_Task_
Return the records, each one exactly as written.

Data records:
-.-.-
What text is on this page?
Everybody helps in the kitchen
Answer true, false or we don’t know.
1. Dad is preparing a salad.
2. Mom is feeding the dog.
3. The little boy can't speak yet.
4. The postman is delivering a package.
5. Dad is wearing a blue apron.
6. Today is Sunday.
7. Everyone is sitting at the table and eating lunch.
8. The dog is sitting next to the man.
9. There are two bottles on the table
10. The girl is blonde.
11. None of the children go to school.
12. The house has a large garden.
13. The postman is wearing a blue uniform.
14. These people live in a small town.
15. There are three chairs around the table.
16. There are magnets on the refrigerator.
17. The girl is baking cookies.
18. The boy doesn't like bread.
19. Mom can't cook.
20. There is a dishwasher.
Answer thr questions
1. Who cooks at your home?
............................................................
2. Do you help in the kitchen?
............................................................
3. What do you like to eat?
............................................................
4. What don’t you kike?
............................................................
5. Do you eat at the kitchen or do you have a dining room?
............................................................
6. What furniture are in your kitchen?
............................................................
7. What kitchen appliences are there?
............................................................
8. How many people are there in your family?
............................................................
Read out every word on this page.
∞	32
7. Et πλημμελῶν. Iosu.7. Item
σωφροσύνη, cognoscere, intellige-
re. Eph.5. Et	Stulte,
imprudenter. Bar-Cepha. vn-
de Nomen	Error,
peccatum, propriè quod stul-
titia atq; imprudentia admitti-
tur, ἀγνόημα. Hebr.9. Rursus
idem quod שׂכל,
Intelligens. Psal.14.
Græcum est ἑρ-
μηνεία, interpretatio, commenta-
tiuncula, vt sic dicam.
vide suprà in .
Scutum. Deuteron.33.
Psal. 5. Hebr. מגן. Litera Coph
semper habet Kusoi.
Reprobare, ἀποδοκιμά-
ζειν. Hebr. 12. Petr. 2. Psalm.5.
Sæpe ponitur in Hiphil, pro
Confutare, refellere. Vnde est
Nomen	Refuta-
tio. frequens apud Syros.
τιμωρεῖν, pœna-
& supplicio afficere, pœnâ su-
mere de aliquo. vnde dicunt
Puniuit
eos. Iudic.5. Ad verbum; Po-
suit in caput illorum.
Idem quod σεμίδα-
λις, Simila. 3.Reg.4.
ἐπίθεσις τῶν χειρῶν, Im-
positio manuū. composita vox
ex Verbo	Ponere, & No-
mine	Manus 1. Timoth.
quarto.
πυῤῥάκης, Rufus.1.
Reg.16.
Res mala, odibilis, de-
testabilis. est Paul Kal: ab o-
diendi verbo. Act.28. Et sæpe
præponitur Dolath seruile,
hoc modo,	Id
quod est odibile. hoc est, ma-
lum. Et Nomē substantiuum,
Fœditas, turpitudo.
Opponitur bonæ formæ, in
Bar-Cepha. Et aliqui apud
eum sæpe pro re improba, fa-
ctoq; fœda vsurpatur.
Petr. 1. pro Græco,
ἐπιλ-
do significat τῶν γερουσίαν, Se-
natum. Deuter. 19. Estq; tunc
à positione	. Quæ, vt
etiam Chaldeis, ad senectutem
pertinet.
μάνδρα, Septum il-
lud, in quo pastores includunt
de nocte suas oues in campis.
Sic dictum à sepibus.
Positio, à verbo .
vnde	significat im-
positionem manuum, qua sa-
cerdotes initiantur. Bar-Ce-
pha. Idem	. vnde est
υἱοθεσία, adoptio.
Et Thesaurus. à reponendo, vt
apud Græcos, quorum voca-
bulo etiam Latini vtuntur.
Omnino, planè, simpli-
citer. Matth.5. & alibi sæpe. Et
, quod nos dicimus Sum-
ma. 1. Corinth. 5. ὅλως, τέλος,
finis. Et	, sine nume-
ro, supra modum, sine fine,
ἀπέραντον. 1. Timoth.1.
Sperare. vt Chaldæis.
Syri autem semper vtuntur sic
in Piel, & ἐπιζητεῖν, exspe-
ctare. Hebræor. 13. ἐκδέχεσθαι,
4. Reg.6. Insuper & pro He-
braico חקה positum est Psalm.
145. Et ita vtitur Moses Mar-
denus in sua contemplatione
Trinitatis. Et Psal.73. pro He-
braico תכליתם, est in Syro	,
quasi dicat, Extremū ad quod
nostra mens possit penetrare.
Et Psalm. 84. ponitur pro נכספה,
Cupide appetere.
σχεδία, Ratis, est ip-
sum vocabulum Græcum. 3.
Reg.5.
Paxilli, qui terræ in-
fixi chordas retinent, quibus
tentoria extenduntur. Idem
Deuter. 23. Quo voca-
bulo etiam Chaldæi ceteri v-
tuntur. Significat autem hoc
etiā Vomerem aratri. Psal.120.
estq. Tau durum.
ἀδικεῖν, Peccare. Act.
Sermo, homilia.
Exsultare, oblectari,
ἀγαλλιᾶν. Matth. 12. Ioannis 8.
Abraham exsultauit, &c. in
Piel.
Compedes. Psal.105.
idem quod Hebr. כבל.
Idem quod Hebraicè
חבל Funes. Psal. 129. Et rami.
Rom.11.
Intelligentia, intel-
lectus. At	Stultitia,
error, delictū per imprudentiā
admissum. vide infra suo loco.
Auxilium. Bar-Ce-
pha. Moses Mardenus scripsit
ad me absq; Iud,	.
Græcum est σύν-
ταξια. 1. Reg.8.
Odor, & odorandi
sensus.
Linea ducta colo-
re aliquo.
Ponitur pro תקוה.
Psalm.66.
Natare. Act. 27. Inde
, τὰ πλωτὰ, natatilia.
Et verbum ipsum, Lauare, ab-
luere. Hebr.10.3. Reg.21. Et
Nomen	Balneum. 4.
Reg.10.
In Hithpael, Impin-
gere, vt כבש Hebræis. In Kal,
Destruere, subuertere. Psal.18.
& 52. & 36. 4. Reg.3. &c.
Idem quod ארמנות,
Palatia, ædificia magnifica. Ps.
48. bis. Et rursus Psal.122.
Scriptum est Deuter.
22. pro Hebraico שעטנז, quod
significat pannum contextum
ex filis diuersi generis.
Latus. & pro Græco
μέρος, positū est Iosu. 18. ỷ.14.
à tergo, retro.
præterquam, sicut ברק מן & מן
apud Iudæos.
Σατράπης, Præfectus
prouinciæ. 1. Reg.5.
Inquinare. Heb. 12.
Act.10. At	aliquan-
-.-.-
_Solved exercise_
What text is on this page?
Everybody helps in the kitchen
Answer true, false or we don’t know.
1. Dad is preparing a salad.
2. Mom is feeding the dog.
3. The little boy can't speak yet.
4. The postman is delivering a package.
5. Dad is wearing a blue apron.
6. Today is Sunday.
7. Everyone is sitting at the table and eating lunch.
8. The dog is sitting next to the man.
9. There are two bottles on the table
10. The girl is blonde.
11. None of the children go to school.
12. The house has a large garden.
13. The postman is wearing a blue uniform.
14. These people live in a small town.
15. There are three chairs around the table.
16. There are magnets on the refrigerator.
17. The girl is baking cookies.
18. The boy doesn't like bread.
19. Mom can't cook.
20. There is a dishwasher.
Answer thr questions
1. Who cooks at your home?
............................................................
2. Do you help in the kitchen?
............................................................
3. What do you like to eat?
............................................................
4. What don’t you kike?
............................................................
5. Do you eat at the kitchen or do you have a dining room?
............................................................
6. What furniture are in your kitchen?
............................................................
7. What kitchen appliences are there?
............................................................
8. How many people are there in your family?
............................................................
Read out every word on this page.
∞	32
7. Et πλημμελῶν. Iosu.7. Item
σωφροσύνη, cognoscere, intellige-
re. Eph.5. Et	Stulte,
imprudenter. Bar-Cepha. vn-
de Nomen	Error,
peccatum, propriè quod stul-
titia atq; imprudentia admitti-
tur, ἀγνόημα. Hebr.9. Rursus
idem quod שׂכל,
Intelligens. Psal.14.
Græcum est ἑρ-
μηνεία, interpretatio, commenta-
tiuncula, vt sic dicam.
vide suprà in .
Scutum. Deuteron.33.
Psal. 5. Hebr. מגן. Litera Coph
semper habet Kusoi.
Reprobare, ἀποδοκιμά-
ζειν. Hebr. 12. Petr. 2. Psalm.5.
Sæpe ponitur in Hiphil, pro
Confutare, refellere. Vnde est
Nomen	Refuta-
tio. frequens apud Syros.
τιμωρεῖν, pœna-
& supplicio afficere, pœnâ su-
mere de aliquo. vnde dicunt
Puniuit
eos. Iudic.5. Ad verbum; Po-
suit in caput illorum.
Idem quod σεμίδα-
λις, Simila. 3.Reg.4.
ἐπίθεσις τῶν χειρῶν, Im-
positio manuū. composita vox
ex Verbo	Ponere, & No-
mine	Manus 1. Timoth.
quarto.
πυῤῥάκης, Rufus.1.
Reg.16.
Res mala, odibilis, de-
testabilis. est Paul Kal: ab o-
diendi verbo. Act.28. Et sæpe
præponitur Dolath seruile,
hoc modo,	Id
quod est odibile. hoc est, ma-
lum. Et Nomē substantiuum,
Fœditas, turpitudo.
Opponitur bonæ formæ, in
Bar-Cepha. Et aliqui apud
eum sæpe pro re improba, fa-
ctoq; fœda vsurpatur.
Petr. 1. pro Græco,
ἐπιλ-
do significat τῶν γερουσίαν, Se-
natum. Deuter. 19. Estq; tunc
à positione	. Quæ, vt
etiam Chaldeis, ad senectutem
pertinet.
μάνδρα, Septum il-
lud, in quo pastores includunt
de nocte suas oues in campis.
Sic dictum à sepibus.
Positio, à verbo .
vnde	significat im-
positionem manuum, qua sa-
cerdotes initiantur. Bar-Ce-
pha. Idem	. vnde est
υἱοθεσία, adoptio.
Et Thesaurus. à reponendo, vt
apud Græcos, quorum voca-
bulo etiam Latini vtuntur.
Omnino, planè, simpli-
citer. Matth.5. & alibi sæpe. Et
, quod nos dicimus Sum-
ma. 1. Corinth. 5. ὅλως, τέλος,
finis. Et	, sine nume-
ro, supra modum, sine fine,
ἀπέραντον. 1. Timoth.1.
Sperare. vt Chaldæis.
Syri autem semper vtuntur sic
in Piel, & ἐπιζητεῖν, exspe-
ctare. Hebræor. 13. ἐκδέχεσθαι,
4. Reg.6. Insuper & pro He-
braico חקה positum est Psalm.
145. Et ita vtitur Moses Mar-
denus in sua contemplatione
Trinitatis. Et Psal.73. pro He-
braico תכליתם, est in Syro	,
quasi dicat, Extremū ad quod
nostra mens possit penetrare.
Et Psalm. 84. ponitur pro נכספה,
Cupide appetere.
σχεδία, Ratis, est ip-
sum vocabulum Græcum. 3.
Reg.5.
Paxilli, qui terræ in-
fixi chordas retinent, quibus
tentoria extenduntur. Idem
Deuter. 23. Quo voca-
bulo etiam Chaldæi ceteri v-
tuntur. Significat autem hoc
etiā Vomerem aratri. Psal.120.
estq. Tau durum.
ἀδικεῖν, Peccare. Act.
Sermo, homilia.
Exsultare, oblectari,
ἀγαλλιᾶν. Matth. 12. Ioannis 8.
Abraham exsultauit, &c. in
Piel.
Compedes. Psal.105.
idem quod Hebr. כבל.
Idem quod Hebraicè
חבל Funes. Psal. 129. Et rami.
Rom.11.
Intelligentia, intel-
lectus. At	Stultitia,
error, delictū per imprudentiā
admissum. vide infra suo loco.
Auxilium. Bar-Ce-
pha. Moses Mardenus scripsit
ad me absq; Iud,	.
Græcum est σύν-
ταξια. 1. Reg.8.
Odor, & odorandi
sensus.
Linea ducta colo-
re aliquo.
Ponitur pro תקוה.
Psalm.66.
Natare. Act. 27. Inde
, τὰ πλωτὰ, natatilia.
Et verbum ipsum, Lauare, ab-
luere. Hebr.10.3. Reg.21. Et
Nomen	Balneum. 4.
Reg.10.
In Hithpael, Impin-
gere, vt כבש Hebræis. In Kal,
Destruere, subuertere. Psal.18.
& 52. & 36. 4. Reg.3. &c.
Idem quod ארמנות,
Palatia, ædificia magnifica. Ps.
48. bis. Et rursus Psal.122.
Scriptum est Deuter.
22. pro Hebraico שעטנז, quod
significat pannum contextum
ex filis diuersi generis.
Latus. & pro Græco
μέρος, positū est Iosu. 18. ỷ.14.
à tergo, retro.
præterquam, sicut ברק מן & מן
apud Iudæos.
Σατράπης, Præfectus
prouinciæ. 1. Reg.5.
Inquinare. Heb. 12.
Act.10. At	aliquan-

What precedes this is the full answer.